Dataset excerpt
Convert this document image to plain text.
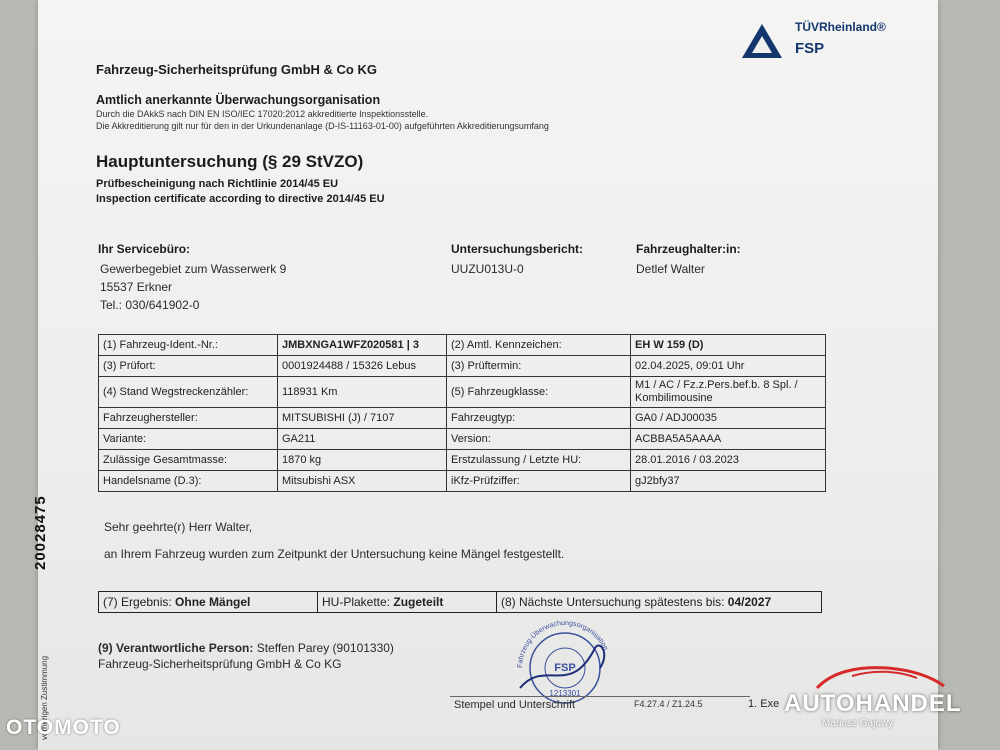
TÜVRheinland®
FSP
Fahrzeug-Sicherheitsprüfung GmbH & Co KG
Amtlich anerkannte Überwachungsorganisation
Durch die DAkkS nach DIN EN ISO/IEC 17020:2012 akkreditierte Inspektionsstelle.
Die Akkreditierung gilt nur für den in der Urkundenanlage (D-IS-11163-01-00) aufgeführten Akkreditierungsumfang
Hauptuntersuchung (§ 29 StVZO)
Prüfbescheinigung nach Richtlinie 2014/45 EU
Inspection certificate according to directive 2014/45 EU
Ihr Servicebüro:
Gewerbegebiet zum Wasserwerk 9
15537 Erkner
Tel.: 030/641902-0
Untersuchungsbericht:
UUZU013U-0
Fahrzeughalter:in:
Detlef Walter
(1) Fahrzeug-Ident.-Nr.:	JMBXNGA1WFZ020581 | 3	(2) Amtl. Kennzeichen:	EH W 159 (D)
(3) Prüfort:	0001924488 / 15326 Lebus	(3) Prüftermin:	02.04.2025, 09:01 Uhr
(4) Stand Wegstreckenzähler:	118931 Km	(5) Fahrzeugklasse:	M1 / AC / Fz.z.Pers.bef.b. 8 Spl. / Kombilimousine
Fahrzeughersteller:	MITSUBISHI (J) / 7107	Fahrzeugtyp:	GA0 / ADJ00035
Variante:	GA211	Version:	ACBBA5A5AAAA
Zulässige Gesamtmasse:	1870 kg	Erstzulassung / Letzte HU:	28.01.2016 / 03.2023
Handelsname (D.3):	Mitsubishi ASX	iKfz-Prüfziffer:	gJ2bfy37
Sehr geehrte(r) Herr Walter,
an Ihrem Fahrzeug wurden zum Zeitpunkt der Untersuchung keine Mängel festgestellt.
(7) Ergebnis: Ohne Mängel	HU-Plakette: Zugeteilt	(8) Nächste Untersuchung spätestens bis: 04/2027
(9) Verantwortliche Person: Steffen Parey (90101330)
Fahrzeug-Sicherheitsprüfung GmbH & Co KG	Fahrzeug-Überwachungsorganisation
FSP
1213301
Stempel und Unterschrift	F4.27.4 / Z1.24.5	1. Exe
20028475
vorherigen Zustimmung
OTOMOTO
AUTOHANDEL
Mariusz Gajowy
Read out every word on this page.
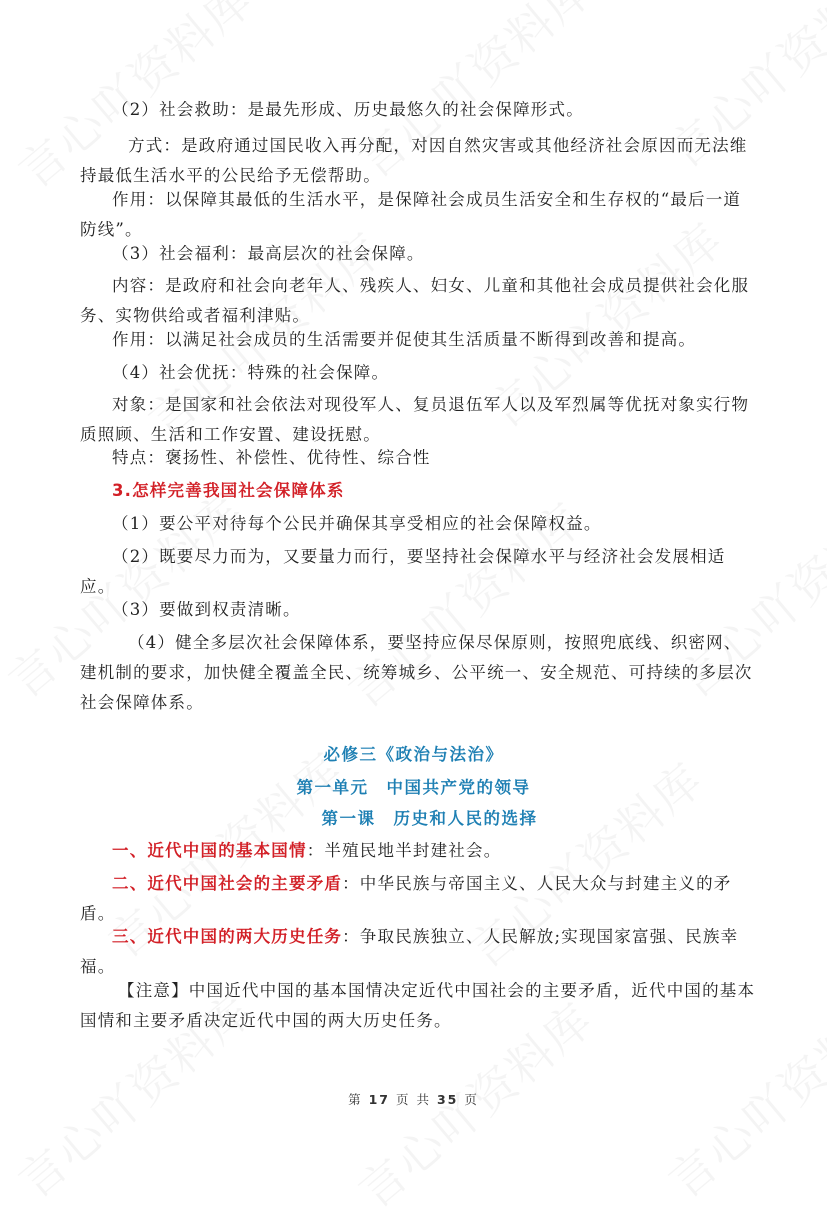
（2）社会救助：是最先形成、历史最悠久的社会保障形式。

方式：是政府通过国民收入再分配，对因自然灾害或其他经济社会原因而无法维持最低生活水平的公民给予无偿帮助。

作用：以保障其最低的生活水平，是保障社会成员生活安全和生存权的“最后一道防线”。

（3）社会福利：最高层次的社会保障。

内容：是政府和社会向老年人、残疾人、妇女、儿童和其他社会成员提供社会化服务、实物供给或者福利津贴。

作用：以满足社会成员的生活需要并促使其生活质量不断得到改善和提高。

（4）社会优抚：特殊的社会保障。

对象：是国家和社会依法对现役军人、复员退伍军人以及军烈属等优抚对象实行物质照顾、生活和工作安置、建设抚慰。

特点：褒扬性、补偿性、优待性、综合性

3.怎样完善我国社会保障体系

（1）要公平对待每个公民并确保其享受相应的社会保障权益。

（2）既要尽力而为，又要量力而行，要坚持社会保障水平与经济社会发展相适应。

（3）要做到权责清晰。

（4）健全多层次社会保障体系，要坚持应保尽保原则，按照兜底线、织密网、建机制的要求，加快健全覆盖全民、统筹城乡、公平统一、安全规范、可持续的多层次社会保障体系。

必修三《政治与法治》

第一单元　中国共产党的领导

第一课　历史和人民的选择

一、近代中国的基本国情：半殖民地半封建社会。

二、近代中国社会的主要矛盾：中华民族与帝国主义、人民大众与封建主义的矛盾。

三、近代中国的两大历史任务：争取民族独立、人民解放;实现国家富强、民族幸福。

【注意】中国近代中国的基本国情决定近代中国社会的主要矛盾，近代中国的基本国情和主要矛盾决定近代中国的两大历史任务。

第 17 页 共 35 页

Given instruction
Reproduce each line holding the word "Überwachungsorganisation".

Answer to this exercise
Amtlich anerkannte Überwachungsorganisation
Fahrzeug-Sicherheitsprüfung GmbH & Co KG	Fahrzeug-Überwachungsorganisation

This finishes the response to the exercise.